▶ **Article**:
Landscape-level connectivity analysis: habitat networks and the amount of reachable habitat
In order to compare the overall landscape-level connectivity as assessed by the different connectivity models for different species traits, rather than focusing on the dispersal probabilities between predefined pairs of patches (as above), we analysed the expected amount of reachable habitat (hereafter ARH) in two real-world habitat networks. These networks were the subject of recent connectivity studies and correspond to different spatial configurations and ways of measuring the distance between habitat patches, as described in the following section.
Analysed habitat networks
We considered a network of 203 forest patches (nodes) in the region of Androy in southern Madagascar (Bodin et al. 2006; Bodin & Saura 2010) (Fig. 2004a) and a transnational network of 176 protected forest areas (hereafter patches) in SW Europe ranging from the Cantabrian Range to the Western Alps (Gurrutxaga, Rubio & Saura 2011) (Fig. S1, Supporting information). In both networks, we used forest habitat area in the patch as the node weight ai, assumed Ni in each patch to be proportional to ai and calculated the distance between patch edges to derive the pij values in each connectivity model. The distance between patches was calculated in the Madagascar network as a Euclidean distance and in the transnational network as an effective distance corresponding to the accumulated cost in the least cost path through a friction surface parameterized to represent the resistance of the landscape matrix to the movement of forest mammal species (Fig. S1, Supporting information).
Amount of reachable habitat (ARH)
In all of the connectivity models, we calculated ARH as the expected percentage of the total habitat area in the network that could be reached by a source population located randomly in a single patch within the habitat distribution (Appendix S4, Supporting information). ARH was given by an adapted version of the probability of connectivity metric (Saura & Pascual-Hortal 2007) scaled as the related equivalent connectivity metric (Saura et al. 2011), as further described in Appendix S4 (Supporting information). ARH ranges from 0 (pij = 0 for every pair of patches when i ≠ j) to 100% (pij = 1 for every pair of patches; that is, all habitat patches in the network are fully accessible for the species) and accounts for the amount of habitat resources (ai) in each of the patches that the species could reach through dispersal. We also calculated the percentage of the total habitat resources in the landscape that could be reached exclusively due to the role of stepping stones (ARHss), rather than to the amount of habitat available within the source patches (intrapatch connectivity) or to that reachable via the direct connections to other patches (without accounting for stepping stones), as further described in Appendix S5 (Supporting information). ARHss quantifies the impact that the loss of stepping-stone patches would have for connectivity, calculated as the difference in ARH between Gstep and Gdirect for the generalized models and between Sstep and Sdirect for the standard models (Appendix S5, Supporting information).

▶ **Entries provided**:
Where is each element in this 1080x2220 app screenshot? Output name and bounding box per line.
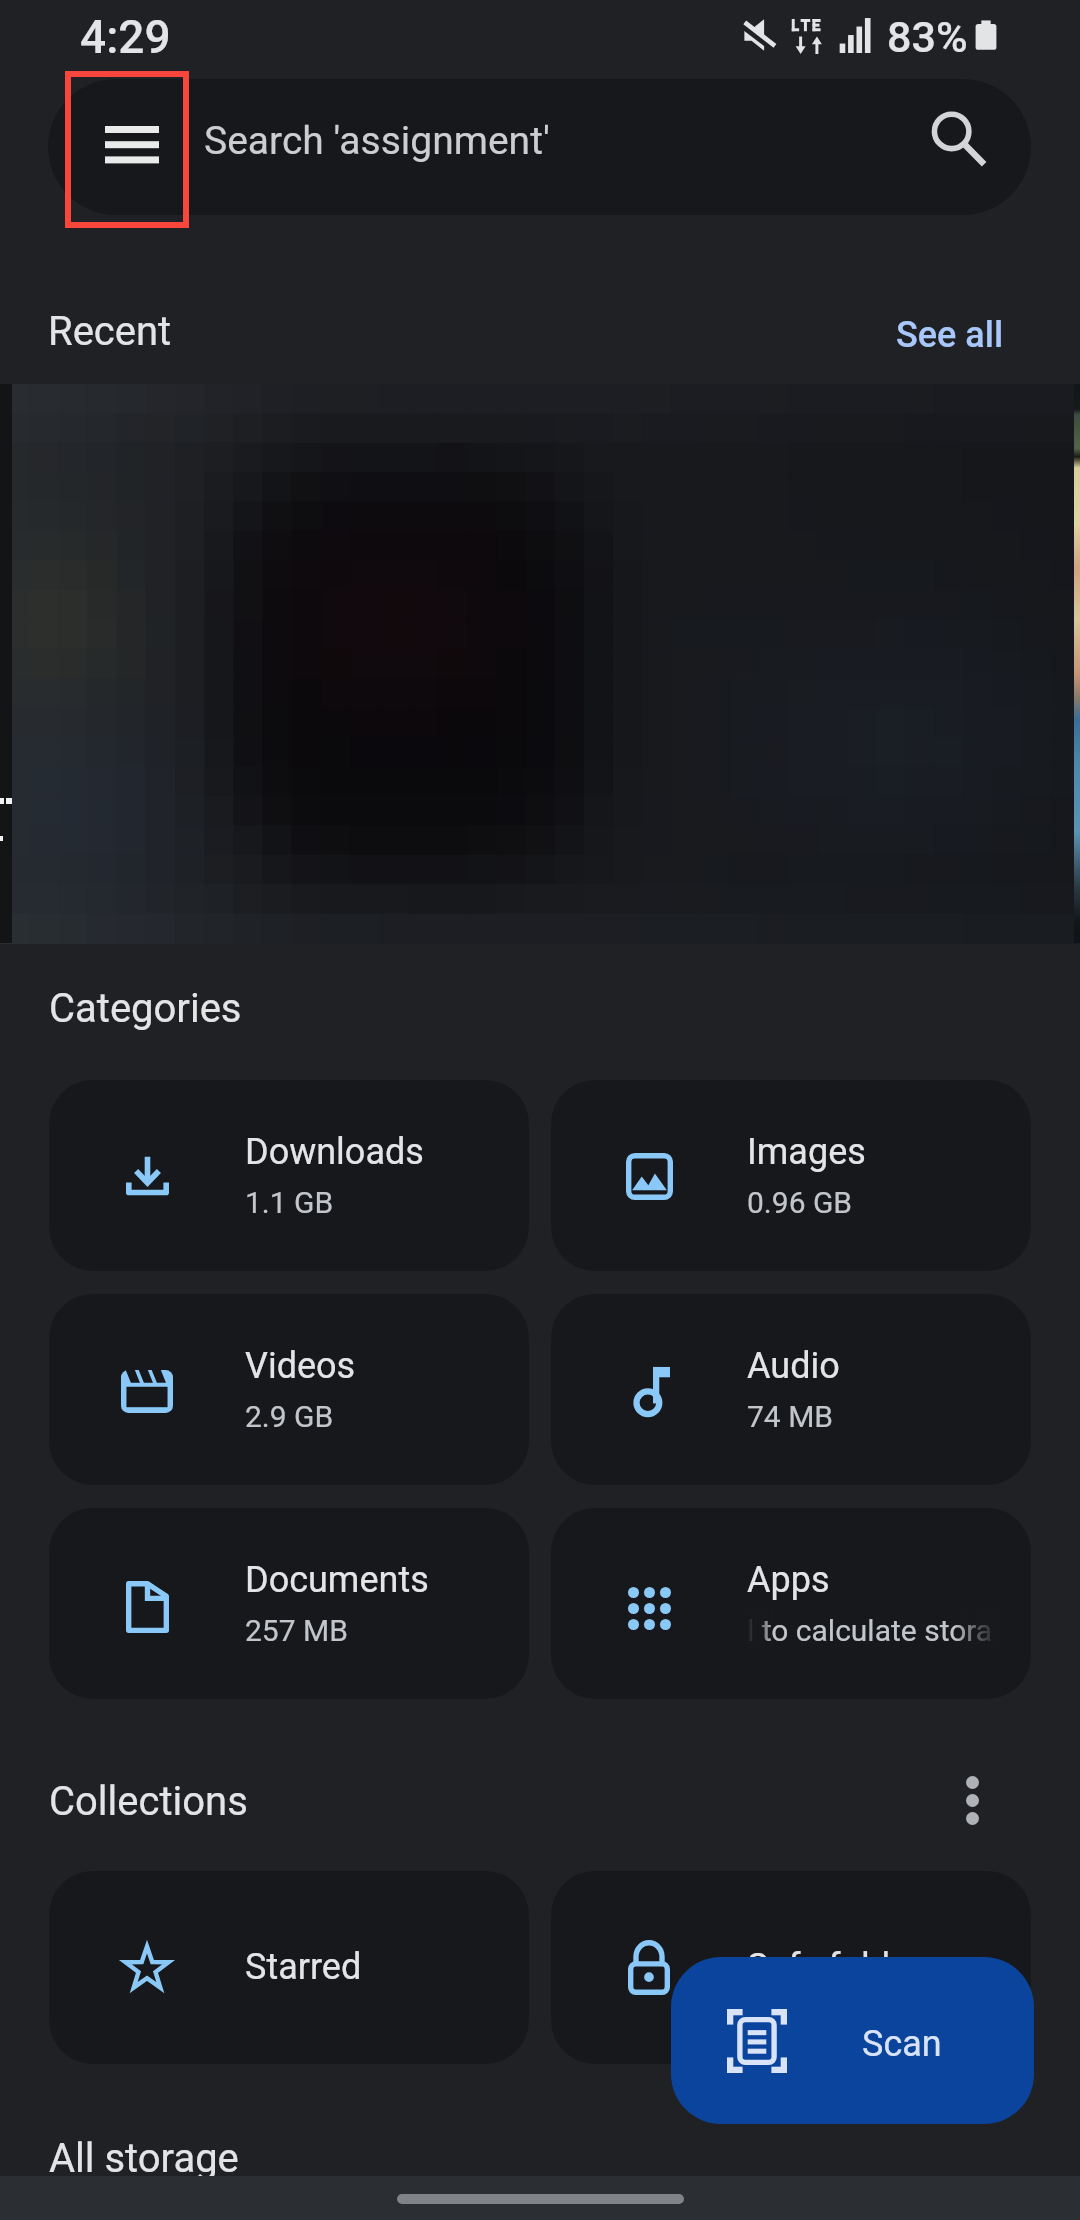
staticText: Videos: [245, 1345, 356, 1387]
button[interactable]: Images: [551, 1080, 1031, 1271]
staticText: Search 'assignment': [204, 118, 550, 164]
button[interactable]: Starred: [49, 1871, 529, 2064]
staticText: Scan: [862, 2023, 942, 2065]
staticText: 83%: [887, 12, 968, 62]
staticText: 2.9 GB: [245, 1399, 334, 1434]
staticText: Downloads: [245, 1131, 424, 1173]
button[interactable]: Scan: [671, 1957, 1034, 2124]
staticText: Images: [747, 1131, 866, 1173]
button[interactable]: Open navigation drawer: [70, 82, 194, 206]
button[interactable]: See all: [874, 290, 1026, 380]
button[interactable]: Videos: [49, 1294, 529, 1485]
staticText: l to calculate stora: [747, 1613, 993, 1648]
button[interactable]: More options: [930, 1758, 1014, 1842]
staticText: All storage: [49, 2135, 239, 2182]
staticText: See all: [896, 314, 1004, 356]
staticText: 4:29: [80, 10, 171, 64]
staticText: Categories: [49, 985, 242, 1032]
button[interactable]: Apps: [551, 1508, 1031, 1699]
button[interactable]: Downloads: [49, 1080, 529, 1271]
staticText: Audio: [747, 1345, 840, 1387]
staticText: Recent: [48, 308, 172, 355]
staticText: 1.1 GB: [245, 1185, 334, 1220]
button[interactable]: Search: [902, 82, 1012, 192]
button[interactable]: Documents: [49, 1508, 529, 1699]
staticText: 0.96 GB: [747, 1185, 853, 1220]
staticText: Starred: [245, 1946, 362, 1988]
staticText: 74 MB: [747, 1399, 834, 1434]
staticText: Safe folder: [747, 1946, 922, 1988]
staticText: Collections: [49, 1778, 248, 1825]
button[interactable]: Safe folder: [551, 1871, 1031, 2064]
staticText: Apps: [747, 1559, 830, 1601]
staticText: 257 MB: [245, 1613, 348, 1648]
staticText: Documents: [245, 1559, 429, 1601]
button[interactable]: Audio: [551, 1294, 1031, 1485]
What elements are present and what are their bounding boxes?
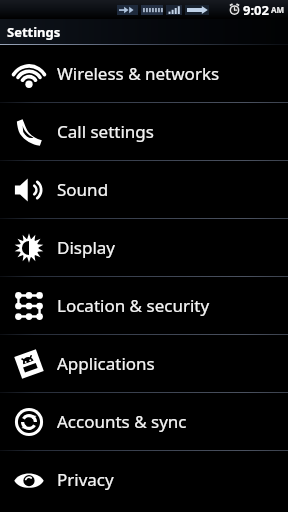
staticText: Applications [57, 352, 155, 375]
button[interactable]: Call settings [0, 103, 288, 160]
button[interactable]: Display [0, 219, 288, 276]
staticText: Settings [7, 23, 61, 41]
staticText: Accounts & sync [57, 410, 187, 433]
staticText: Location & security [57, 294, 210, 317]
button[interactable]: Accounts & sync [0, 393, 288, 450]
button[interactable]: Wireless & networks [0, 45, 288, 102]
staticText: Wireless & networks [57, 62, 220, 85]
button[interactable]: Privacy [0, 451, 288, 508]
staticText: Display [57, 236, 115, 259]
staticText: AM [271, 4, 285, 15]
staticText: 9:02 [243, 1, 269, 19]
button[interactable]: Applications [0, 335, 288, 392]
button[interactable]: Location & security [0, 277, 288, 334]
staticText: Sound [57, 178, 109, 201]
button[interactable]: Sound [0, 161, 288, 218]
staticText: Call settings [57, 120, 154, 143]
staticText: Privacy [57, 468, 114, 491]
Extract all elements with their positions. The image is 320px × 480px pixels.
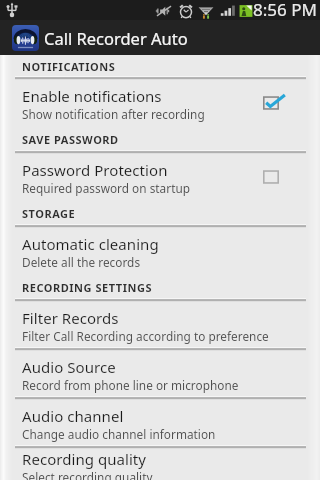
staticText: NOTIFICATIONS bbox=[22, 59, 116, 74]
staticText: RECORDING SETTINGS bbox=[22, 280, 152, 295]
staticText: Audio channel bbox=[22, 406, 124, 426]
button[interactable]: Audio channel bbox=[0, 398, 320, 447]
staticText: Change audio channel information bbox=[22, 426, 216, 442]
button[interactable]: Password Protection bbox=[0, 152, 320, 201]
button[interactable]: Audio Source bbox=[0, 349, 320, 398]
button[interactable]: Disabled bbox=[261, 165, 287, 189]
staticText: 8:56 PM bbox=[253, 0, 317, 18]
staticText: SAVE PASSWORD bbox=[22, 132, 119, 147]
staticText: Required password on startup bbox=[22, 180, 190, 196]
staticText: Recording quality bbox=[22, 449, 147, 469]
staticText: STORAGE bbox=[22, 206, 76, 221]
button[interactable]: Enabled bbox=[261, 91, 287, 115]
staticText: Select recording quality bbox=[22, 469, 153, 480]
button[interactable]: Enable notifications bbox=[0, 78, 320, 127]
staticText: Call Recorder Auto bbox=[44, 27, 188, 49]
staticText: Record from phone line or microphone bbox=[22, 377, 239, 393]
staticText: Filter Records bbox=[22, 308, 119, 328]
staticText: Audio Source bbox=[22, 357, 116, 377]
button[interactable]: Filter Records bbox=[0, 300, 320, 349]
staticText: Automatic cleaning bbox=[22, 234, 159, 254]
button[interactable]: App icon bbox=[12, 25, 39, 51]
staticText: Enable notifications bbox=[22, 86, 162, 106]
button[interactable]: Recording quality bbox=[0, 447, 320, 480]
staticText: Password Protection bbox=[22, 160, 168, 180]
staticText: Show notification after recording bbox=[22, 106, 205, 122]
staticText: Filter Call Recording according to prefe… bbox=[22, 328, 269, 344]
button[interactable]: Automatic cleaning bbox=[0, 226, 320, 275]
staticText: Delete all the records bbox=[22, 254, 141, 270]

▶ **Exercise requirements**:
A - Please rename "patches" to "fragments" in the connectivity text, starting with "Landscape-level connectivity analysis: habitat" and going on through "the following section.", and give that stretch back with the change.
B - Copy the rows word for word, starting with the line with "staticText: Videos: [245, 1345, 356, 1387]" and going on through the line with "staticText: All storage: [49, 2135, 239, 2182]".

▶ **Task-by-task results**:
A -
Landscape-level connectivity analysis: habitat networks and the amount of reachable habitat
In order to compare the overall landscape-level connectivity as assessed by the different connectivity models for different species traits, rather than focusing on the dispersal probabilities between predefined pairs of fragments (as above), we analysed the expected amount of reachable habitat (hereafter ARH) in two real-world habitat networks. These networks were the subject of recent connectivity studies and correspond to different spatial configurations and ways of measuring the distance between habitat fragments, as described in the following section.

B -
staticText: Videos: [245, 1345, 356, 1387]
button[interactable]: Images: [551, 1080, 1031, 1271]
staticText: Search 'assignment': [204, 118, 550, 164]
button[interactable]: Starred: [49, 1871, 529, 2064]
staticText: Scan: [862, 2023, 942, 2065]
staticText: 83%: [887, 12, 968, 62]
staticText: 2.9 GB: [245, 1399, 334, 1434]
staticText: Downloads: [245, 1131, 424, 1173]
button[interactable]: Scan: [671, 1957, 1034, 2124]
staticText: Images: [747, 1131, 866, 1173]
button[interactable]: Open navigation drawer: [70, 82, 194, 206]
button[interactable]: See all: [874, 290, 1026, 380]
button[interactable]: Videos: [49, 1294, 529, 1485]
staticText: l to calculate stora: [747, 1613, 993, 1648]
button[interactable]: More options: [930, 1758, 1014, 1842]
staticText: All storage: [49, 2135, 239, 2182]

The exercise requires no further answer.